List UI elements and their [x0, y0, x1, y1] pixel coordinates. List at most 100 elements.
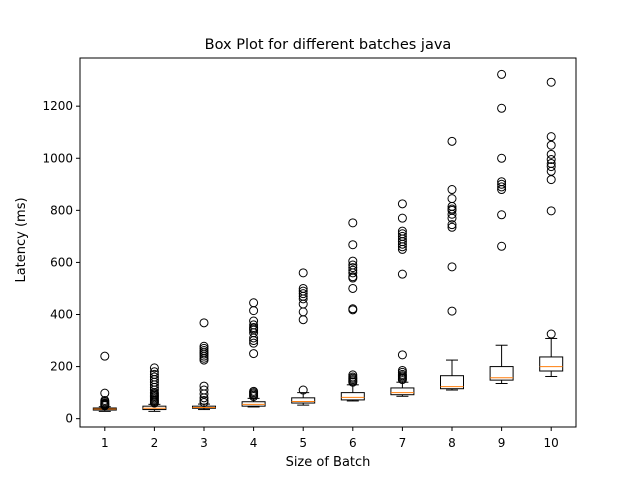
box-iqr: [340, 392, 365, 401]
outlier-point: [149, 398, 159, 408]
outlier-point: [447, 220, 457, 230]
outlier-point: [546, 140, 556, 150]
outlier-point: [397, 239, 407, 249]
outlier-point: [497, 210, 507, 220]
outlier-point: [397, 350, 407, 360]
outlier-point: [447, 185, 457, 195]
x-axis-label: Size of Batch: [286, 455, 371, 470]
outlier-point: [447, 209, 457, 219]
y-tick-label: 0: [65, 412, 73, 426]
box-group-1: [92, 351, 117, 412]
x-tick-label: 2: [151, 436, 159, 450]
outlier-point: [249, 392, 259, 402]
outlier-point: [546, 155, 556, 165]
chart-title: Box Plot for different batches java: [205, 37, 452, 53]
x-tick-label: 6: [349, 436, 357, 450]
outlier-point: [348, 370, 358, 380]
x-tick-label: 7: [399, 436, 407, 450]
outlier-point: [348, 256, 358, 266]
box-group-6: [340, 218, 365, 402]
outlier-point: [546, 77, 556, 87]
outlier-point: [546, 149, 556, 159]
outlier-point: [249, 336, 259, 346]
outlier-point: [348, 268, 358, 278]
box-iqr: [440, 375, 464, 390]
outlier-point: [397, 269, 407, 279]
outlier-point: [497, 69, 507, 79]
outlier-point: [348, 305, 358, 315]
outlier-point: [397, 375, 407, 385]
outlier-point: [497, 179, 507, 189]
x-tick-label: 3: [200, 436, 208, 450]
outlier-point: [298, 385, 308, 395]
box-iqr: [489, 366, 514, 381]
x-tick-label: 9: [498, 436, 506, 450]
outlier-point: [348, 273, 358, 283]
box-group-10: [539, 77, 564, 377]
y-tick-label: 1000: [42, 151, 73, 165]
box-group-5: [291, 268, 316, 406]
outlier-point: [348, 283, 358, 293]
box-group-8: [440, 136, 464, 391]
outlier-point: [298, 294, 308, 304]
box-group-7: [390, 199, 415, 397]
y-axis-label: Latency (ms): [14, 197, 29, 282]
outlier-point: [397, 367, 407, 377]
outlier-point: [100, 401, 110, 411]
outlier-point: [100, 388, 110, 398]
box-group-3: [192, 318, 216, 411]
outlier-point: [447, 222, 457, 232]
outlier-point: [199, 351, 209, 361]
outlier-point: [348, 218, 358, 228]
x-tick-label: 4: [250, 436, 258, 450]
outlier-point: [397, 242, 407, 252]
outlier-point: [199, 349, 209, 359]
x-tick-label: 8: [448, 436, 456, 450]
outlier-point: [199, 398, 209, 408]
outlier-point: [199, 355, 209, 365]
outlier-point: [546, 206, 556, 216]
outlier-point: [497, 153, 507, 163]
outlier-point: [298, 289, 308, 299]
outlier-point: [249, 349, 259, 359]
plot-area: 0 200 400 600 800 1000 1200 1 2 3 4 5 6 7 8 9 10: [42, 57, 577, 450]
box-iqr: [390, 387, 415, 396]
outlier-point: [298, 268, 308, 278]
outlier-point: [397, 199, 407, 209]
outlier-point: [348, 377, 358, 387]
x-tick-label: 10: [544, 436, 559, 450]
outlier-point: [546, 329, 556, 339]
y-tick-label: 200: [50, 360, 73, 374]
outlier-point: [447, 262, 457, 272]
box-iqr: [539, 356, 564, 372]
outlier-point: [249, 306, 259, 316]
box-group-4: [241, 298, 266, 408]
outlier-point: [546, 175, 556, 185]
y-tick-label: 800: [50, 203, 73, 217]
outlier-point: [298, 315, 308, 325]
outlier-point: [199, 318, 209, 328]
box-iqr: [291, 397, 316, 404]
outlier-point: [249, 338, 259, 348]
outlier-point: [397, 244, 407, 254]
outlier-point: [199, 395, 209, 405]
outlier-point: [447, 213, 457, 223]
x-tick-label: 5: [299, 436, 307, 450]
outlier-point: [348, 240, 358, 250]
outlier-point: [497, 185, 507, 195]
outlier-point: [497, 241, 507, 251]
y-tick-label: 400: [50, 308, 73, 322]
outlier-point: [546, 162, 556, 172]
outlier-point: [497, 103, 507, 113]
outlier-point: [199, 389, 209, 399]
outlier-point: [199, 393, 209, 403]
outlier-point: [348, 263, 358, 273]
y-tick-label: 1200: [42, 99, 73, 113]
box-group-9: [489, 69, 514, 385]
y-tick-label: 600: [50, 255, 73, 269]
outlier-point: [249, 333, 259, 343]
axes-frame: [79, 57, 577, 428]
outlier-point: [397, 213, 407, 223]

** Aim **
Repeat all of the data above word for word, leaving out the pictures.

** Right answer **
List UI elements and their [x0, y0, x1, y1] pixel coordinates. List at most 100 elements.
box-iqr: [340, 392, 365, 401]
outlier-point: [149, 398, 159, 408]
outlier-point: [447, 220, 457, 230]
outlier-point: [546, 140, 556, 150]
outlier-point: [397, 239, 407, 249]
outlier-point: [497, 210, 507, 220]
outlier-point: [397, 350, 407, 360]
outlier-point: [447, 185, 457, 195]
x-axis-label: Size of Batch: [286, 455, 371, 470]
outlier-point: [447, 209, 457, 219]
y-tick-label: 0: [65, 412, 73, 426]
box-group-1: [92, 351, 117, 412]
x-tick-label: 2: [151, 436, 159, 450]
outlier-point: [249, 392, 259, 402]
outlier-point: [546, 155, 556, 165]
chart-title: Box Plot for different batches java: [205, 37, 452, 53]
x-tick-label: 6: [349, 436, 357, 450]
outlier-point: [348, 370, 358, 380]
x-tick-label: 7: [399, 436, 407, 450]
outlier-point: [348, 256, 358, 266]
box-group-6: [340, 218, 365, 402]
outlier-point: [546, 77, 556, 87]
outlier-point: [546, 149, 556, 159]
outlier-point: [249, 336, 259, 346]
outlier-point: [348, 268, 358, 278]
box-iqr: [440, 375, 464, 390]
outlier-point: [397, 269, 407, 279]
outlier-point: [497, 69, 507, 79]
outlier-point: [348, 305, 358, 315]
outlier-point: [397, 375, 407, 385]
outlier-point: [497, 179, 507, 189]
x-tick-label: 3: [200, 436, 208, 450]
outlier-point: [298, 385, 308, 395]
box-iqr: [489, 366, 514, 381]
x-tick-label: 9: [498, 436, 506, 450]
outlier-point: [348, 273, 358, 283]
box-group-10: [539, 77, 564, 377]
y-tick-label: 1000: [42, 151, 73, 165]
box-group-5: [291, 268, 316, 406]
outlier-point: [348, 283, 358, 293]
box-group-8: [440, 136, 464, 391]
outlier-point: [298, 294, 308, 304]
box-group-7: [390, 199, 415, 397]
y-axis-label: Latency (ms): [14, 197, 29, 282]
outlier-point: [397, 367, 407, 377]
outlier-point: [100, 401, 110, 411]
outlier-point: [100, 388, 110, 398]
box-group-3: [192, 318, 216, 411]
outlier-point: [447, 222, 457, 232]
outlier-point: [199, 351, 209, 361]
outlier-point: [348, 218, 358, 228]
x-tick-label: 4: [250, 436, 258, 450]
outlier-point: [397, 242, 407, 252]
outlier-point: [199, 349, 209, 359]
x-tick-label: 8: [448, 436, 456, 450]
outlier-point: [199, 398, 209, 408]
outlier-point: [199, 355, 209, 365]
outlier-point: [546, 206, 556, 216]
outlier-point: [497, 153, 507, 163]
outlier-point: [298, 289, 308, 299]
outlier-point: [249, 349, 259, 359]
plot-area: 0 200 400 600 800 1000 1200 1 2 3 4 5 6 7 8 9 10: [42, 57, 577, 450]
box-iqr: [390, 387, 415, 396]
outlier-point: [298, 268, 308, 278]
outlier-point: [397, 199, 407, 209]
outlier-point: [348, 377, 358, 387]
x-tick-label: 10: [544, 436, 559, 450]
outlier-point: [546, 329, 556, 339]
y-tick-label: 200: [50, 360, 73, 374]
outlier-point: [447, 262, 457, 272]
box-iqr: [539, 356, 564, 372]
outlier-point: [249, 306, 259, 316]
box-group-4: [241, 298, 266, 408]
outlier-point: [546, 175, 556, 185]
y-tick-label: 800: [50, 203, 73, 217]
outlier-point: [298, 315, 308, 325]
outlier-point: [199, 318, 209, 328]
box-iqr: [291, 397, 316, 404]
outlier-point: [249, 338, 259, 348]
outlier-point: [397, 244, 407, 254]
outlier-point: [199, 395, 209, 405]
outlier-point: [447, 213, 457, 223]
x-tick-label: 5: [299, 436, 307, 450]
outlier-point: [348, 240, 358, 250]
outlier-point: [497, 185, 507, 195]
outlier-point: [497, 241, 507, 251]
y-tick-label: 400: [50, 308, 73, 322]
outlier-point: [546, 162, 556, 172]
outlier-point: [497, 103, 507, 113]
outlier-point: [199, 389, 209, 399]
outlier-point: [199, 393, 209, 403]
outlier-point: [348, 263, 358, 273]
y-tick-label: 1200: [42, 99, 73, 113]
box-group-9: [489, 69, 514, 385]
y-tick-label: 600: [50, 255, 73, 269]
outlier-point: [249, 333, 259, 343]
axes-frame: [79, 57, 577, 428]
outlier-point: [397, 213, 407, 223]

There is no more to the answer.